Amy Lam and Jon McCurley, also known as performance-art duo Life of a Craphead, didn’t ask permission when they organized live shows on flatbed trucks, train tracks and swimming pools for their performance-art and comedy series No Face No Problem with Laura McCoy, and they took a similar shoot-first, ask-questions-later approach to filming in and around Toronto’s parking lots, public-art installations and transit vehicles while making their debut film, Bugs.
The directors’ approach to co-opting unsanctioned locations led to at least one security run-in while cameras were rolling, but it was also how Lam and McCurley ended up with a feature film that shows Toronto’s urban landscape in all its advertisement-charged, scorched-concrete-jungle, dollar-store-bling chaos.
If the condo generation deserves its own John Waters, post-psychedelic Bugs hints that one millennial iteration may be Craphead and crew, who since 2012 have also been the force behind live performance-art and comedy show Doored at Double Double Land.
The same disenfranchised zeal that drives fringe filmmakers like Waters or Ryan Trecartin to willfully work outside the mainstream while stealing from pop and kitsch aesthetics to create work that’s both aggressive and, for some, far too alienating, also lurks within Life of a Craphead’s vision. But there’s a tenderness here, too, for those who seek it (or perhaps those who need the rush of finding it in such a harsh place). As Lam and McCurley turn contemporary life inside out in search of a laugh, their raw offerings, meant to churn the stomachs of some, will soothe those who, by fate or by choice, call nausea a way of life.
Four years in the making, funny-furious Bugs has undergone a handful of incarnations, even changing significantly between the January 2015 premiere at the Western Front in Vancouver and the December 2015 screening at the Art Gallery of Ontario in Toronto. But it’s retained its initial drive: a movie that hates movies, but is nevertheless structured around classic Disney narratives.
“It’s similar to the approach we have to doing comedy, or theatre,” Lam says of the Disney inspiration. “It’s interesting to think about that genre and how it usually works, and then we have criticisms of it, so we try to do it in the opposite way.”
The film’s conflict relies on the juxtaposition of two neighbouring localities: affluent Bird Country, where most birds travel, it seems, by car, and the underdog community Bug Garden, a police state ruled by one celebrity family.
Bug Garden’s waning patriarch, Shay, is about to cede control, but the ongoing power struggle surrounding his first family of bugs (who, in addition to working in politics and architecture, also produce a self-aggrandizing and increasingly violent series of campaign videos) matters little to neighbouring Bird Country.

-- Record extracts --
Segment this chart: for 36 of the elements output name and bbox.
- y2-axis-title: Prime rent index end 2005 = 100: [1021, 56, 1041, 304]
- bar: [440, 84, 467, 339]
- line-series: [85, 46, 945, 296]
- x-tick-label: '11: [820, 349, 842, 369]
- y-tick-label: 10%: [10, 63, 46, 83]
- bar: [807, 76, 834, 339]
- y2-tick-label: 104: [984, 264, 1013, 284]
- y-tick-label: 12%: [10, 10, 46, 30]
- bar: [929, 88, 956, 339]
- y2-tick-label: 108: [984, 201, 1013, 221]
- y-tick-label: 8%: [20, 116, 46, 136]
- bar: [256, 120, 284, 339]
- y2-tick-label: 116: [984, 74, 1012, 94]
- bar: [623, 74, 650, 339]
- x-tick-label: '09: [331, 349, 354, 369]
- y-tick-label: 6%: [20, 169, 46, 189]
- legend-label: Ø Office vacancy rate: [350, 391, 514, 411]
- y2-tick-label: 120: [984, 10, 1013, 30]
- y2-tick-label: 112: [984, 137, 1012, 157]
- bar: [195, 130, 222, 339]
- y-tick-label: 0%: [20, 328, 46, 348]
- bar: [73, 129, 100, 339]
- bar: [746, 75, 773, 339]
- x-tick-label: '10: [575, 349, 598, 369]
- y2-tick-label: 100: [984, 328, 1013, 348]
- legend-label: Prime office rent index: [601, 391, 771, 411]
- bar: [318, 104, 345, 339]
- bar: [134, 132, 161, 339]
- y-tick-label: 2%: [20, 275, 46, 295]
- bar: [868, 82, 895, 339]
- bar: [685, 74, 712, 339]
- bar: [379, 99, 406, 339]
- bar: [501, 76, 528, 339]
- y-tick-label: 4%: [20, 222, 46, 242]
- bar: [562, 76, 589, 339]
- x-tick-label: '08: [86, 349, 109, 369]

-- Prompt --
Write out the passage of the Bugs article word for word, from "The directors’ approach" to "Double Double Land.".

-- In response --
The directors’ approach to co-opting unsanctioned locations led to at least one security run-in while cameras were rolling, but it was also how Lam and McCurley ended up with a feature film that shows Toronto’s urban landscape in all its advertisement-charged, scorched-concrete-jungle, dollar-store-bling chaos.
If the condo generation deserves its own John Waters, post-psychedelic Bugs hints that one millennial iteration may be Craphead and crew, who since 2012 have also been the force behind live performance-art and comedy show Doored at Double Double Land.